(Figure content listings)
────────────────────

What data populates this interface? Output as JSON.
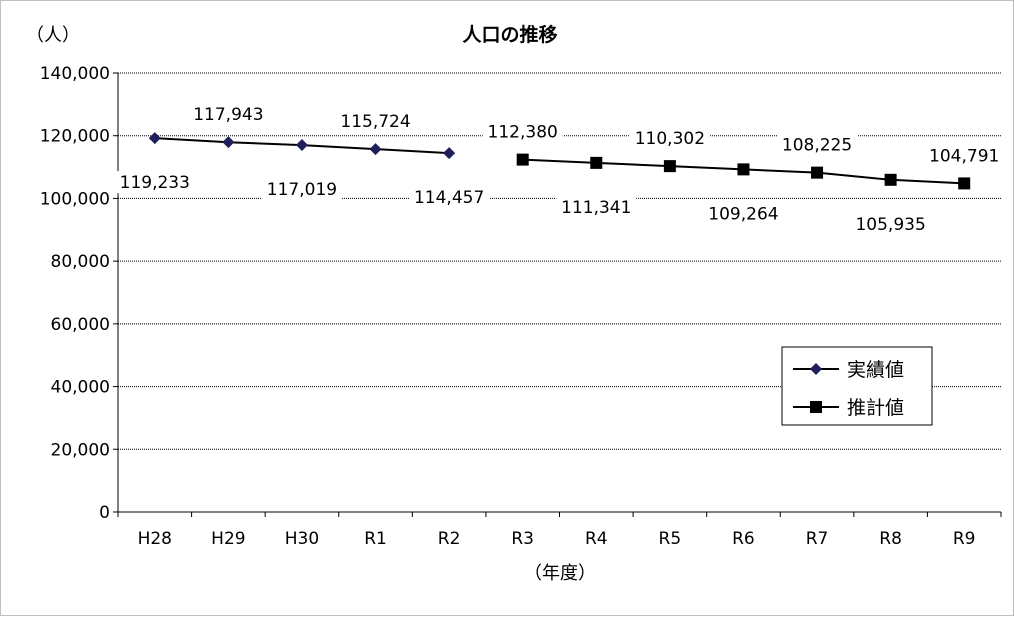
{
  "chart_data": {
    "type": "line",
    "title": "人口の推移",
    "ylabel": "（人）",
    "xlabel": "（年度）",
    "ylim": [
      0,
      140000
    ],
    "ytick_step": 20000,
    "ytick_labels": [
      "0",
      "20,000",
      "40,000",
      "60,000",
      "80,000",
      "100,000",
      "120,000",
      "140,000"
    ],
    "categories": [
      "H28",
      "H29",
      "H30",
      "R1",
      "R2",
      "R3",
      "R4",
      "R5",
      "R6",
      "R7",
      "R8",
      "R9"
    ],
    "grid": true,
    "legend_position": "right",
    "series": [
      {
        "name": "実績値",
        "marker": "diamond",
        "color": "#1f1f5c",
        "values": [
          119233,
          117943,
          117019,
          115724,
          114457,
          null,
          null,
          null,
          null,
          null,
          null,
          null
        ],
        "labels": [
          "119,233",
          "117,943",
          "117,019",
          "115,724",
          "114,457",
          null,
          null,
          null,
          null,
          null,
          null,
          null
        ],
        "label_side": [
          "below",
          "above",
          "below",
          "above",
          "below",
          null,
          null,
          null,
          null,
          null,
          null,
          null
        ]
      },
      {
        "name": "推計値",
        "marker": "square",
        "color": "#000000",
        "values": [
          null,
          null,
          null,
          null,
          null,
          112380,
          111341,
          110302,
          109264,
          108225,
          105935,
          104791
        ],
        "labels": [
          null,
          null,
          null,
          null,
          null,
          "112,380",
          "111,341",
          "110,302",
          "109,264",
          "108,225",
          "105,935",
          "104,791"
        ],
        "label_side": [
          null,
          null,
          null,
          null,
          null,
          "above",
          "below",
          "above",
          "below",
          "above",
          "below",
          "above"
        ]
      }
    ]
  }
}
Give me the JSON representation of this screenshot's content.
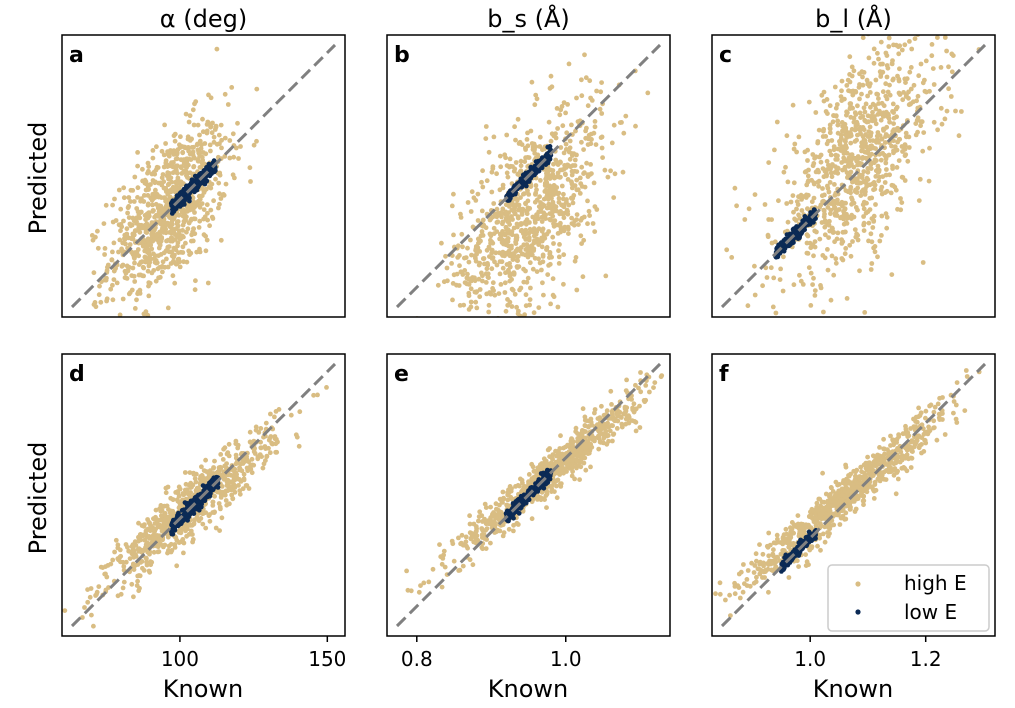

────────────────────

Objective: Write out all the entries again, word for word, and print no images.

Response for this exercise:
What data populates this interface? Output as JSON.
{
  "chart_data": {
    "type": "line",
    "title": "人口の推移",
    "ylabel": "（人）",
    "xlabel": "（年度）",
    "ylim": [
      0,
      140000
    ],
    "ytick_step": 20000,
    "ytick_labels": [
      "0",
      "20,000",
      "40,000",
      "60,000",
      "80,000",
      "100,000",
      "120,000",
      "140,000"
    ],
    "categories": [
      "H28",
      "H29",
      "H30",
      "R1",
      "R2",
      "R3",
      "R4",
      "R5",
      "R6",
      "R7",
      "R8",
      "R9"
    ],
    "grid": true,
    "legend_position": "right",
    "series": [
      {
        "name": "実績値",
        "marker": "diamond",
        "color": "#1f1f5c",
        "values": [
          119233,
          117943,
          117019,
          115724,
          114457,
          null,
          null,
          null,
          null,
          null,
          null,
          null
        ],
        "labels": [
          "119,233",
          "117,943",
          "117,019",
          "115,724",
          "114,457",
          null,
          null,
          null,
          null,
          null,
          null,
          null
        ],
        "label_side": [
          "below",
          "above",
          "below",
          "above",
          "below",
          null,
          null,
          null,
          null,
          null,
          null,
          null
        ]
      },
      {
        "name": "推計値",
        "marker": "square",
        "color": "#000000",
        "values": [
          null,
          null,
          null,
          null,
          null,
          112380,
          111341,
          110302,
          109264,
          108225,
          105935,
          104791
        ],
        "labels": [
          null,
          null,
          null,
          null,
          null,
          "112,380",
          "111,341",
          "110,302",
          "109,264",
          "108,225",
          "105,935",
          "104,791"
        ],
        "label_side": [
          null,
          null,
          null,
          null,
          null,
          "above",
          "below",
          "above",
          "below",
          "above",
          "below",
          "above"
        ]
      }
    ]
  }
}
Give me the JSON representation of this screenshot's content.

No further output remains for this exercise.